- _The task_
Transcribe each line exactly.

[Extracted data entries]
+++

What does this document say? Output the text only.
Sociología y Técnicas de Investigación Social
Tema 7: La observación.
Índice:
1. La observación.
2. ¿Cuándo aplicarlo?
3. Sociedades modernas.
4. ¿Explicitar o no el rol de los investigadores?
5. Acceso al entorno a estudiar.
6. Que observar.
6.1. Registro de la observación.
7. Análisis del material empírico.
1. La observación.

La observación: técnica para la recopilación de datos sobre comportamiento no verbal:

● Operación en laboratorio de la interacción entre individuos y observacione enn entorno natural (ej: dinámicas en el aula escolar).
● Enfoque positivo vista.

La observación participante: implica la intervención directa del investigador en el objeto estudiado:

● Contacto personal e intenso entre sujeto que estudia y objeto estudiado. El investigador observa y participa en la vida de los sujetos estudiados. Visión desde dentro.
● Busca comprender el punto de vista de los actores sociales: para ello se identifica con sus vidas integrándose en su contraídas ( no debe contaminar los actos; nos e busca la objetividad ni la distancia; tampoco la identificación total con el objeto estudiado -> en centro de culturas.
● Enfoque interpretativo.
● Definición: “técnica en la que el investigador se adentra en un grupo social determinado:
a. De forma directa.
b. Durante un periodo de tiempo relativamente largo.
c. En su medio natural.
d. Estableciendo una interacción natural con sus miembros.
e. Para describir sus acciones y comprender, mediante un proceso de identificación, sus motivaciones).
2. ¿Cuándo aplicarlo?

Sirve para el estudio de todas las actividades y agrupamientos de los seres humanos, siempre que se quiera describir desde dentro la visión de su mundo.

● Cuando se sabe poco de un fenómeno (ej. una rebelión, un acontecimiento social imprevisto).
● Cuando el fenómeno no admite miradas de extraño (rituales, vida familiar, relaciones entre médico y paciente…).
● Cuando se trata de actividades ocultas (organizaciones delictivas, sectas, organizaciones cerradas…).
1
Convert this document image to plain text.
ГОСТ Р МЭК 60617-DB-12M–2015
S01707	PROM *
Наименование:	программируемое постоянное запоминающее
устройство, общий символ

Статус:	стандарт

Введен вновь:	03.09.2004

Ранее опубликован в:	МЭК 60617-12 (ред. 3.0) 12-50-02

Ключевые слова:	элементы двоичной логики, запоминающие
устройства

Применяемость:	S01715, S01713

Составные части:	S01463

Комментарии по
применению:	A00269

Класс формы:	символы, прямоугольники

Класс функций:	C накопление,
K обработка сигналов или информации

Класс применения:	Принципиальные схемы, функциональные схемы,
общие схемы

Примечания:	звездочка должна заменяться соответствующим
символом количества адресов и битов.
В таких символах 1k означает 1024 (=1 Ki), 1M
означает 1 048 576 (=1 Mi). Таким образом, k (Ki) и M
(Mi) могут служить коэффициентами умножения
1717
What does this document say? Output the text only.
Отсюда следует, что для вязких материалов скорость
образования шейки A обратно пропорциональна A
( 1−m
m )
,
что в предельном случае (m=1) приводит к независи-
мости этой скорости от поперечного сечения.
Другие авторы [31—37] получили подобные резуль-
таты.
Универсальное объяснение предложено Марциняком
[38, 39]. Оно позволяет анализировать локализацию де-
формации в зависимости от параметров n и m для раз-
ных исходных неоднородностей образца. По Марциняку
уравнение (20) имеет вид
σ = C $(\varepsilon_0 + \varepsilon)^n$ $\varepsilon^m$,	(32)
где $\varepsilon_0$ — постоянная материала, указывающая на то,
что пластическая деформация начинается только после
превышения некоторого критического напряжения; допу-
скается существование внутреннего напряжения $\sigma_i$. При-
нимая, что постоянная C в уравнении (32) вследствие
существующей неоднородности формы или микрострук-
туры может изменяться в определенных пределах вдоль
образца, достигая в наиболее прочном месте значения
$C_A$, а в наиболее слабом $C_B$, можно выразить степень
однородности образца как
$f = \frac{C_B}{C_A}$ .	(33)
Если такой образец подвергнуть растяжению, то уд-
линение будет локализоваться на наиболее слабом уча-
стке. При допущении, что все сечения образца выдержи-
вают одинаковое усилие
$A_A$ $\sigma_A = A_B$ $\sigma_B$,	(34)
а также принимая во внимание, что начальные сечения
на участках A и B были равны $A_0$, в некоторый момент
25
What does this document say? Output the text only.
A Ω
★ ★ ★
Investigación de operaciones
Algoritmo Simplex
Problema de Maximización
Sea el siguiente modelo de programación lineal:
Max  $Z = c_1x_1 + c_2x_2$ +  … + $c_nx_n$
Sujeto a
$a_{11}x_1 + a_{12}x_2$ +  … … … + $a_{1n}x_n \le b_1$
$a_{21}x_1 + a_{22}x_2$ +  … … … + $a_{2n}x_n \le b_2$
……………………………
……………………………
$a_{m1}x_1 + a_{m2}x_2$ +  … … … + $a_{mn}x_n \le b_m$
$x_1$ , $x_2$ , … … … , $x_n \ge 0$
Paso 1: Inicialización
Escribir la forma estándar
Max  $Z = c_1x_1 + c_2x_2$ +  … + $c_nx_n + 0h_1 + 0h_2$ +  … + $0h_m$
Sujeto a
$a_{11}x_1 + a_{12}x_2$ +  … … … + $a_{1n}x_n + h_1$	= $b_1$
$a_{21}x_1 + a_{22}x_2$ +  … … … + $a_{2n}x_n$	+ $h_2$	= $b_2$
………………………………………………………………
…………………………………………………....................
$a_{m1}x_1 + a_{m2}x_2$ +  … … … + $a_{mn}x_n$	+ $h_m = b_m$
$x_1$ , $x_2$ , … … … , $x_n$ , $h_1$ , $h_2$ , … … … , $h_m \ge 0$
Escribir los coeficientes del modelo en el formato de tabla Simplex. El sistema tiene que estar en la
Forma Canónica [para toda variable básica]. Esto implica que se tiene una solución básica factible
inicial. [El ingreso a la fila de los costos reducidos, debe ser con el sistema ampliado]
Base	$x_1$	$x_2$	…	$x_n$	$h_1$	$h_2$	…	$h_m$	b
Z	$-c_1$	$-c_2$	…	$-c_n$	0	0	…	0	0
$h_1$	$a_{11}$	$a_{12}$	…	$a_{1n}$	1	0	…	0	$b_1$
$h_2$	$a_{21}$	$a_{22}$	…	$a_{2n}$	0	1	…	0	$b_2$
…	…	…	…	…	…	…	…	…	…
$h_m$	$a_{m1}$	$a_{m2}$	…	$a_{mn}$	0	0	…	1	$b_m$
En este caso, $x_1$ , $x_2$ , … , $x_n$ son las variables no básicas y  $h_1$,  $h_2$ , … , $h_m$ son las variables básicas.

+++

- _Final answer_
What does this document say? Output the text only.
Sociología y Técnicas de Investigación Social
Tema 7: La observación.
Índice:
1. La observación.
2. ¿Cuándo aplicarlo?
3. Sociedades modernas.
4. ¿Explicitar o no el rol de los investigadores?
5. Acceso al entorno a estudiar.
6. Que observar.
6.1. Registro de la observación.
7. Análisis del material empírico.
1. La observación.

La observación: técnica para la recopilación de datos sobre comportamiento no verbal:

● Operación en laboratorio de la interacción entre individuos y observacione enn entorno natural (ej: dinámicas en el aula escolar).
● Enfoque positivo vista.

La observación participante: implica la intervención directa del investigador en el objeto estudiado:

● Contacto personal e intenso entre sujeto que estudia y objeto estudiado. El investigador observa y participa en la vida de los sujetos estudiados. Visión desde dentro.
● Busca comprender el punto de vista de los actores sociales: para ello se identifica con sus vidas integrándose en su contraídas ( no debe contaminar los actos; nos e busca la objetividad ni la distancia; tampoco la identificación total con el objeto estudiado -> en centro de culturas.
● Enfoque interpretativo.
● Definición: “técnica en la que el investigador se adentra en un grupo social determinado:
a. De forma directa.
b. Durante un periodo de tiempo relativamente largo.
c. En su medio natural.
d. Estableciendo una interacción natural con sus miembros.
e. Para describir sus acciones y comprender, mediante un proceso de identificación, sus motivaciones).
2. ¿Cuándo aplicarlo?

Sirve para el estudio de todas las actividades y agrupamientos de los seres humanos, siempre que se quiera describir desde dentro la visión de su mundo.

● Cuando se sabe poco de un fenómeno (ej. una rebelión, un acontecimiento social imprevisto).
● Cuando el fenómeno no admite miradas de extraño (rituales, vida familiar, relaciones entre médico y paciente…).
● Cuando se trata de actividades ocultas (organizaciones delictivas, sectas, organizaciones cerradas…).
1
Convert this document image to plain text.
ГОСТ Р МЭК 60617-DB-12M–2015
S01707	PROM *
Наименование:	программируемое постоянное запоминающее
устройство, общий символ

Статус:	стандарт

Введен вновь:	03.09.2004

Ранее опубликован в:	МЭК 60617-12 (ред. 3.0) 12-50-02

Ключевые слова:	элементы двоичной логики, запоминающие
устройства

Применяемость:	S01715, S01713

Составные части:	S01463

Комментарии по
применению:	A00269

Класс формы:	символы, прямоугольники

Класс функций:	C накопление,
K обработка сигналов или информации

Класс применения:	Принципиальные схемы, функциональные схемы,
общие схемы

Примечания:	звездочка должна заменяться соответствующим
символом количества адресов и битов.
В таких символах 1k означает 1024 (=1 Ki), 1M
означает 1 048 576 (=1 Mi). Таким образом, k (Ki) и M
(Mi) могут служить коэффициентами умножения
1717
What does this document say? Output the text only.
Отсюда следует, что для вязких материалов скорость
образования шейки A обратно пропорциональна A
( 1−m
m )
,
что в предельном случае (m=1) приводит к независи-
мости этой скорости от поперечного сечения.
Другие авторы [31—37] получили подобные резуль-
таты.
Универсальное объяснение предложено Марциняком
[38, 39]. Оно позволяет анализировать локализацию де-
формации в зависимости от параметров n и m для раз-
ных исходных неоднородностей образца. По Марциняку
уравнение (20) имеет вид
σ = C $(\varepsilon_0 + \varepsilon)^n$ $\varepsilon^m$,	(32)
где $\varepsilon_0$ — постоянная материала, указывающая на то,
что пластическая деформация начинается только после
превышения некоторого критического напряжения; допу-
скается существование внутреннего напряжения $\sigma_i$. При-
нимая, что постоянная C в уравнении (32) вследствие
существующей неоднородности формы или микрострук-
туры может изменяться в определенных пределах вдоль
образца, достигая в наиболее прочном месте значения
$C_A$, а в наиболее слабом $C_B$, можно выразить степень
однородности образца как
$f = \frac{C_B}{C_A}$ .	(33)
Если такой образец подвергнуть растяжению, то уд-
линение будет локализоваться на наиболее слабом уча-
стке. При допущении, что все сечения образца выдержи-
вают одинаковое усилие
$A_A$ $\sigma_A = A_B$ $\sigma_B$,	(34)
а также принимая во внимание, что начальные сечения
на участках A и B были равны $A_0$, в некоторый момент
25
What does this document say? Output the text only.
A Ω
★ ★ ★
Investigación de operaciones
Algoritmo Simplex
Problema de Maximización
Sea el siguiente modelo de programación lineal:
Max  $Z = c_1x_1 + c_2x_2$ +  … + $c_nx_n$
Sujeto a
$a_{11}x_1 + a_{12}x_2$ +  … … … + $a_{1n}x_n \le b_1$
$a_{21}x_1 + a_{22}x_2$ +  … … … + $a_{2n}x_n \le b_2$
……………………………
……………………………
$a_{m1}x_1 + a_{m2}x_2$ +  … … … + $a_{mn}x_n \le b_m$
$x_1$ , $x_2$ , … … … , $x_n \ge 0$
Paso 1: Inicialización
Escribir la forma estándar
Max  $Z = c_1x_1 + c_2x_2$ +  … + $c_nx_n + 0h_1 + 0h_2$ +  … + $0h_m$
Sujeto a
$a_{11}x_1 + a_{12}x_2$ +  … … … + $a_{1n}x_n + h_1$	= $b_1$
$a_{21}x_1 + a_{22}x_2$ +  … … … + $a_{2n}x_n$	+ $h_2$	= $b_2$
………………………………………………………………
…………………………………………………....................
$a_{m1}x_1 + a_{m2}x_2$ +  … … … + $a_{mn}x_n$	+ $h_m = b_m$
$x_1$ , $x_2$ , … … … , $x_n$ , $h_1$ , $h_2$ , … … … , $h_m \ge 0$
Escribir los coeficientes del modelo en el formato de tabla Simplex. El sistema tiene que estar en la
Forma Canónica [para toda variable básica]. Esto implica que se tiene una solución básica factible
inicial. [El ingreso a la fila de los costos reducidos, debe ser con el sistema ampliado]
Base	$x_1$	$x_2$	…	$x_n$	$h_1$	$h_2$	…	$h_m$	b
Z	$-c_1$	$-c_2$	…	$-c_n$	0	0	…	0	0
$h_1$	$a_{11}$	$a_{12}$	…	$a_{1n}$	1	0	…	0	$b_1$
$h_2$	$a_{21}$	$a_{22}$	…	$a_{2n}$	0	1	…	0	$b_2$
…	…	…	…	…	…	…	…	…	…
$h_m$	$a_{m1}$	$a_{m2}$	…	$a_{mn}$	0	0	…	1	$b_m$
En este caso, $x_1$ , $x_2$ , … , $x_n$ son las variables no básicas y  $h_1$,  $h_2$ , … , $h_m$ son las variables básicas.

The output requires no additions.